BEGIN Provided records
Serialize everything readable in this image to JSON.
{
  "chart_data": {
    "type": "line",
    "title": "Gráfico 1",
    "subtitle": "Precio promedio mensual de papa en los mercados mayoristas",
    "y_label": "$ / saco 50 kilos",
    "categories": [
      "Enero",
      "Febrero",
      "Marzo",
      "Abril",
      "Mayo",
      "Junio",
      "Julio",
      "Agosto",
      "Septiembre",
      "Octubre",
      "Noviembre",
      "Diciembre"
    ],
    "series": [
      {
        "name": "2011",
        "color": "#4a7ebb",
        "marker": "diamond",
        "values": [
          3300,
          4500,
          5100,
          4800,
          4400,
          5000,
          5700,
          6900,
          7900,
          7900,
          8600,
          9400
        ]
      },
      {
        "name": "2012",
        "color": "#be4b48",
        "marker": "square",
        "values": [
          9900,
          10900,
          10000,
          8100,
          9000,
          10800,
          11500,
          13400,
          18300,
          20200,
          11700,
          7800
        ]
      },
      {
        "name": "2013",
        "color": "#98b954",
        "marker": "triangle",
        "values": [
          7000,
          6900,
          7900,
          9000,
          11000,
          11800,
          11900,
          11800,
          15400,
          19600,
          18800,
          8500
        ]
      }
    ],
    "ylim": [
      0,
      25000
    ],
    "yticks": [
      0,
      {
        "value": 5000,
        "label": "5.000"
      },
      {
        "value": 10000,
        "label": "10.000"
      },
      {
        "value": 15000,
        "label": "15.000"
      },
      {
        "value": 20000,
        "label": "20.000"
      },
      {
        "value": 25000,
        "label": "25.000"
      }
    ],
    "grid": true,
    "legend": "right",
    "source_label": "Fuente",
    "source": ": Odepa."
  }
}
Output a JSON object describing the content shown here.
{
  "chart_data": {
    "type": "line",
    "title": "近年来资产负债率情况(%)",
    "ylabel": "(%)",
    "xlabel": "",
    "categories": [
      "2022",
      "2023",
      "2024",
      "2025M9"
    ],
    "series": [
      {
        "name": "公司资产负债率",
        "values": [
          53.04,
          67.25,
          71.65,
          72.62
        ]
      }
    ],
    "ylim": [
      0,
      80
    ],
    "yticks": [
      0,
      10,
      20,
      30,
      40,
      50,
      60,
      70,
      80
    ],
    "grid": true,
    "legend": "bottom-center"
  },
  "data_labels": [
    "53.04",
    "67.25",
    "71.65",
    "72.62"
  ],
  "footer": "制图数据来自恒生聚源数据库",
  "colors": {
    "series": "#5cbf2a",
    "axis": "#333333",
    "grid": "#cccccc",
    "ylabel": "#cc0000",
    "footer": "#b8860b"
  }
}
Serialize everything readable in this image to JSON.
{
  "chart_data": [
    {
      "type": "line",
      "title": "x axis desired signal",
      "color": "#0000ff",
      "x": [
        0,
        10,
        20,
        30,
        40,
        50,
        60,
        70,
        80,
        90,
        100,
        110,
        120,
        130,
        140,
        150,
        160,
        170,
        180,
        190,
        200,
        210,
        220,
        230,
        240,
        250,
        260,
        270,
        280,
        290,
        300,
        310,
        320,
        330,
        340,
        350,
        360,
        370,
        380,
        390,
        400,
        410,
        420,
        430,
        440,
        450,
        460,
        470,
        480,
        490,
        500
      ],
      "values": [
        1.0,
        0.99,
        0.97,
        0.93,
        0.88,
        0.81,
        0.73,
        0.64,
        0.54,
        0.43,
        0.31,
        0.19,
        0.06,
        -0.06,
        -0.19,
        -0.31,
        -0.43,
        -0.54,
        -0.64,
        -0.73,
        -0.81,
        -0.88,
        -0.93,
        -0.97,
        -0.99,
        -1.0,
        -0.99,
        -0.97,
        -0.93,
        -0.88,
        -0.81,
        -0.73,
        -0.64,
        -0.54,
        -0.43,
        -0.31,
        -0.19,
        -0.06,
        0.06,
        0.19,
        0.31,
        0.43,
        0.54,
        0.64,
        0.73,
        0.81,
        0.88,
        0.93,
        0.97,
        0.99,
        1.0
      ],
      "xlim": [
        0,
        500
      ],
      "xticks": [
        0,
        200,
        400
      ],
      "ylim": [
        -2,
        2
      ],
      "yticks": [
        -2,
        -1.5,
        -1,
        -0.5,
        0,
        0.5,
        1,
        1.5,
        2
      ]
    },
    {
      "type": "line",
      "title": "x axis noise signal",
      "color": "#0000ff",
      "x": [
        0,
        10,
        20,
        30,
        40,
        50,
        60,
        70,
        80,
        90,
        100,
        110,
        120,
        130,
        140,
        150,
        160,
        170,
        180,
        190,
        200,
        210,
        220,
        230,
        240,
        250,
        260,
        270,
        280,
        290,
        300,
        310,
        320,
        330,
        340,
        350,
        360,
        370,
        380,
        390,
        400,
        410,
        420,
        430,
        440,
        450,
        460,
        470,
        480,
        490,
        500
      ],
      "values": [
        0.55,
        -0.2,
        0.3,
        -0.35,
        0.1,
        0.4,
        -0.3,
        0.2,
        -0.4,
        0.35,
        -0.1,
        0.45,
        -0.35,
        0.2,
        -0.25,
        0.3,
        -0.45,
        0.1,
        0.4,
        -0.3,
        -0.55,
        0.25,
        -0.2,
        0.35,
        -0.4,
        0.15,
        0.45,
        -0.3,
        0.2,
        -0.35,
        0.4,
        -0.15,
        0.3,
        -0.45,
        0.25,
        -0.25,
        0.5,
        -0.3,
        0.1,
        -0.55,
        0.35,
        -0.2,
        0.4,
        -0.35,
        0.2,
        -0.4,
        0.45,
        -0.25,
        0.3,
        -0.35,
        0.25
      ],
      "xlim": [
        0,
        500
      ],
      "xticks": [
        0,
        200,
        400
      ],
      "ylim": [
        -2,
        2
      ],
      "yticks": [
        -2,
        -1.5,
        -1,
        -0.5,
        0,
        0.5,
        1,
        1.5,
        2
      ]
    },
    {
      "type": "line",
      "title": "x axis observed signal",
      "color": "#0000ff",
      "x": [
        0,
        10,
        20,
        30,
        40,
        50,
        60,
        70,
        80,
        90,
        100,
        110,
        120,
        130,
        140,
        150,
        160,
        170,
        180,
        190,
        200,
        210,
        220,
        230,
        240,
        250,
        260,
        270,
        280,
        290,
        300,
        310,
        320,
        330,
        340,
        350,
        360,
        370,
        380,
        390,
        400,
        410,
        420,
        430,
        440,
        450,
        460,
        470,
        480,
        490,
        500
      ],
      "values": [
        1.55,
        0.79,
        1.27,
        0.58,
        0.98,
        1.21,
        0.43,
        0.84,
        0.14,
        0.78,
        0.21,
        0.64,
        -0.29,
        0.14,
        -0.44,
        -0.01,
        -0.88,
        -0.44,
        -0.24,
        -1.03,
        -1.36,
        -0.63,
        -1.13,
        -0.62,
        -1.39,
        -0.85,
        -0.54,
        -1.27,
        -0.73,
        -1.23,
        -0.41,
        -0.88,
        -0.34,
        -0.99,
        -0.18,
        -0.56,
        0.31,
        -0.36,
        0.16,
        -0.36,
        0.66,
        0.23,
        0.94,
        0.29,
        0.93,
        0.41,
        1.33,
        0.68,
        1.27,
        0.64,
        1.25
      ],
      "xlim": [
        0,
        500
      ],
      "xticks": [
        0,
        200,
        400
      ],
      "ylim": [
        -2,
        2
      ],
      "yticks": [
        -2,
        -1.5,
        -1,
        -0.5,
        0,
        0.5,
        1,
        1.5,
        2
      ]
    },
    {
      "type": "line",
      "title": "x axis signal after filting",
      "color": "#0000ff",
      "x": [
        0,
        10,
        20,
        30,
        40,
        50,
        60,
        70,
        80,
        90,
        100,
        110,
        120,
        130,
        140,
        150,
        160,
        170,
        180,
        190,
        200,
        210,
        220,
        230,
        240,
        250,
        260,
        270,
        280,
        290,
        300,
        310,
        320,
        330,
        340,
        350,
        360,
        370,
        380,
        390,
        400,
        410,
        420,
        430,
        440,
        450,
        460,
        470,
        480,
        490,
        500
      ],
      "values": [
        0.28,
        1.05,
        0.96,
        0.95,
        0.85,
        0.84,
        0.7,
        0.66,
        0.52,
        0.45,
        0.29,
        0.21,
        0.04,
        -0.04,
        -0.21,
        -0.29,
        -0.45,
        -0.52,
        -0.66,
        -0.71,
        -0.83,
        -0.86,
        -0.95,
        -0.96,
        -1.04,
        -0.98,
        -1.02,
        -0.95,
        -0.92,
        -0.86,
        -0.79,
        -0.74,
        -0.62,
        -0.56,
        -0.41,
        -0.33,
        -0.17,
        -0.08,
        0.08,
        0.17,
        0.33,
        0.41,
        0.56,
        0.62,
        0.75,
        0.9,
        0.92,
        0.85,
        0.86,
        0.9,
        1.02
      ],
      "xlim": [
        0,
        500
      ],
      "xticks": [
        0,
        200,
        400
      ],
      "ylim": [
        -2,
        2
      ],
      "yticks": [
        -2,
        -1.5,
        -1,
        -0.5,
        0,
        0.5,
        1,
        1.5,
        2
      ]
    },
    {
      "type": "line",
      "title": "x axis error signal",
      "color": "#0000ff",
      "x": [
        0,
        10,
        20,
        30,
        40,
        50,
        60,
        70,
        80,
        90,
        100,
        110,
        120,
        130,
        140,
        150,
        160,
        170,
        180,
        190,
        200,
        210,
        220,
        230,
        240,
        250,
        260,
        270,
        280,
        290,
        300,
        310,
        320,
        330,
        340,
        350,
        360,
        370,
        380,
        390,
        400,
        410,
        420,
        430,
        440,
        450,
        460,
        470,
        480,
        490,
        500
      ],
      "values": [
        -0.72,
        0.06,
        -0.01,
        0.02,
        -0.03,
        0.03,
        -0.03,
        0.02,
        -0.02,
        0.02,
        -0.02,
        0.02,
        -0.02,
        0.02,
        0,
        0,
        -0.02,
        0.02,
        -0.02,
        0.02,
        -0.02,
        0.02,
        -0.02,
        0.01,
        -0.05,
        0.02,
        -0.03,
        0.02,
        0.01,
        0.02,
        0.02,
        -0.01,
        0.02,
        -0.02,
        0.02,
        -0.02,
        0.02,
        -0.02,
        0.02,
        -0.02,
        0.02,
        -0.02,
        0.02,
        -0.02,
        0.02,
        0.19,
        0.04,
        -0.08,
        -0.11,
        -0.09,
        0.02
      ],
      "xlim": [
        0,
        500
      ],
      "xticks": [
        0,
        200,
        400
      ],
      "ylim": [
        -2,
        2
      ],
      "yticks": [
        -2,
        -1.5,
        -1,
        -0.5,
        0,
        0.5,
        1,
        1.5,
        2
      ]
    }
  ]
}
END Provided records
• **Exercise**
Go through the listing above and list every line that has the word "footer".

• **The result**
  "footer": "制图数据来自恒生聚源数据库",
    "footer": "#b8860b"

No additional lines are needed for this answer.